Exercise requirements
Go through the records and copy each line where the word "participants" occurs.
## start Extracted records
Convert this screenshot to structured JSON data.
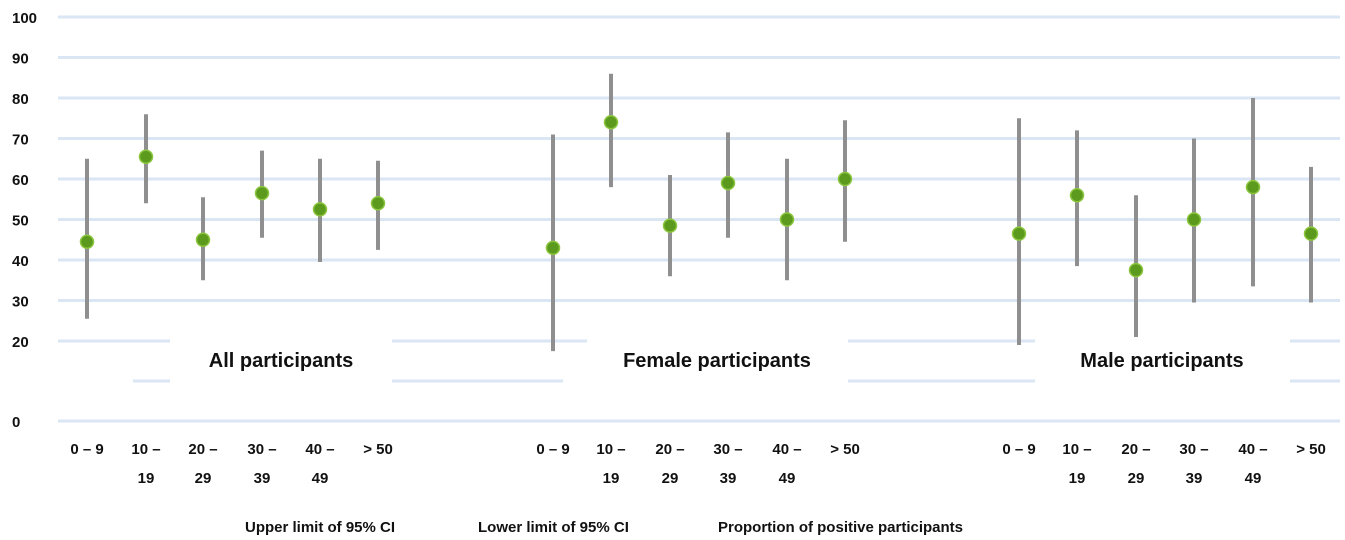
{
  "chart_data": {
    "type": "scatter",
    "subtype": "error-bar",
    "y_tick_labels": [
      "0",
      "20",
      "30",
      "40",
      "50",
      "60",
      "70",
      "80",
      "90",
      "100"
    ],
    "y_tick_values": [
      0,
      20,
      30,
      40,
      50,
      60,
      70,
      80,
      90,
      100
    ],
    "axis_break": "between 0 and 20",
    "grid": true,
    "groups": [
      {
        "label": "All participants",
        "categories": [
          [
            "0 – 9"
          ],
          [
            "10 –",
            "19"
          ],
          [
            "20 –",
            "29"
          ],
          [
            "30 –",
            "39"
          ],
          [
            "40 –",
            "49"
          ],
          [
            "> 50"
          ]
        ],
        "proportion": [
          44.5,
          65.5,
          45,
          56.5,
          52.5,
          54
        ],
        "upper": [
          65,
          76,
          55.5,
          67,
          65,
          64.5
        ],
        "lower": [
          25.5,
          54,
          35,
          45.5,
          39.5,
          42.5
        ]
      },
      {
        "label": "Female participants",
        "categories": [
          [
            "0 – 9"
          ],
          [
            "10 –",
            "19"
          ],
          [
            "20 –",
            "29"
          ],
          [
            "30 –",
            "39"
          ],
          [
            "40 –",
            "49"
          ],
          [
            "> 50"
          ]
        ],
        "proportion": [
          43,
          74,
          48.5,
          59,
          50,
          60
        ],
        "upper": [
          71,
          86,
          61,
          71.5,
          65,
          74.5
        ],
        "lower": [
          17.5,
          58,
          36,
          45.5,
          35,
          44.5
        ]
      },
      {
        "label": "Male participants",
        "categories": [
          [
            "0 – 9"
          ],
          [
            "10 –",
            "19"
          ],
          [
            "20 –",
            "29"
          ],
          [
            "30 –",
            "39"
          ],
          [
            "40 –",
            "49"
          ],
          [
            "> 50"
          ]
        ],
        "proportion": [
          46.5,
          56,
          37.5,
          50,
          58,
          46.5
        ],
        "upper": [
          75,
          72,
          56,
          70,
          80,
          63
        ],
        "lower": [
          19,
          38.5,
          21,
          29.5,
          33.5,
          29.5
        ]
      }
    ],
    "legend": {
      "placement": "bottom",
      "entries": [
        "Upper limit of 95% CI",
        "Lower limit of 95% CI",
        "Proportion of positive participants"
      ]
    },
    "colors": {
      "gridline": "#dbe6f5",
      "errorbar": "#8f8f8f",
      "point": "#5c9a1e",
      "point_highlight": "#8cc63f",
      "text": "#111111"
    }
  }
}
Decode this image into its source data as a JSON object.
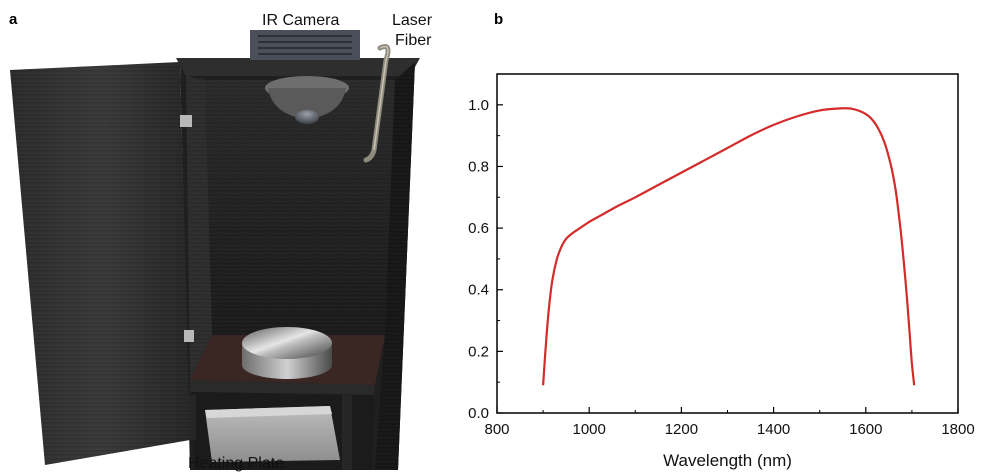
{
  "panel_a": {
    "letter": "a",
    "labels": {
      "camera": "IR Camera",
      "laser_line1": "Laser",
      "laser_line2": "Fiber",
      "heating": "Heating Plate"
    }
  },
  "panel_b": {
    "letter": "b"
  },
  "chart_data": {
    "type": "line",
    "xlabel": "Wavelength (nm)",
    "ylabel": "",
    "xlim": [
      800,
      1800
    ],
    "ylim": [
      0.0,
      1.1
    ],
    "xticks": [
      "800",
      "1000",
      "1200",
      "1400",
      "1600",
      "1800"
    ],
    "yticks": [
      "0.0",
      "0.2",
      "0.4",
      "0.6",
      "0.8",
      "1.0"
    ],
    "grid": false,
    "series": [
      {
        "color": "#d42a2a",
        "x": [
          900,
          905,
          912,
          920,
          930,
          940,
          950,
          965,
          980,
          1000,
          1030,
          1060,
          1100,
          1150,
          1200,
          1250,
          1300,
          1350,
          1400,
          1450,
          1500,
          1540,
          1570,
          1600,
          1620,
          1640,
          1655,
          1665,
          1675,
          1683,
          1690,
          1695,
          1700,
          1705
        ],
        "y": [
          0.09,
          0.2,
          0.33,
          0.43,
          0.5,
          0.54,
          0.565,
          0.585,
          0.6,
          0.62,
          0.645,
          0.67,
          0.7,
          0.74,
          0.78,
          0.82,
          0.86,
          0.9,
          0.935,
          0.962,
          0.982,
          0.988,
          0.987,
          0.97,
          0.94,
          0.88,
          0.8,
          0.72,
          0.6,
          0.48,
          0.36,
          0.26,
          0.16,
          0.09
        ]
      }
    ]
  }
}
## end Extracted records
## start Extracted records
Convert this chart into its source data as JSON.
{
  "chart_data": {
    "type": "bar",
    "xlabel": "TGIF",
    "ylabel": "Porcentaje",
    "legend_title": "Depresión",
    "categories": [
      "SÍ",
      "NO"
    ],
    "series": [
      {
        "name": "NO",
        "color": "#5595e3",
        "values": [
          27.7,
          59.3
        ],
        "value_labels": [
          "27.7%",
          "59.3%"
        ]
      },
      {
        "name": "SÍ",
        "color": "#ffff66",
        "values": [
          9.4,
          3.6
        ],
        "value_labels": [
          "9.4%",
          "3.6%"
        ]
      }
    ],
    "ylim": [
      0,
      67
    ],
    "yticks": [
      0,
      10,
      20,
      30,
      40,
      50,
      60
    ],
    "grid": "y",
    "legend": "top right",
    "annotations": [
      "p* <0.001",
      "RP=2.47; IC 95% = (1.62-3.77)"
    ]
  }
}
## end Extracted records
Worked solution
        "label": "All participants",
        "label": "Female participants",
        "label": "Male participants",
        "Proportion of positive participants"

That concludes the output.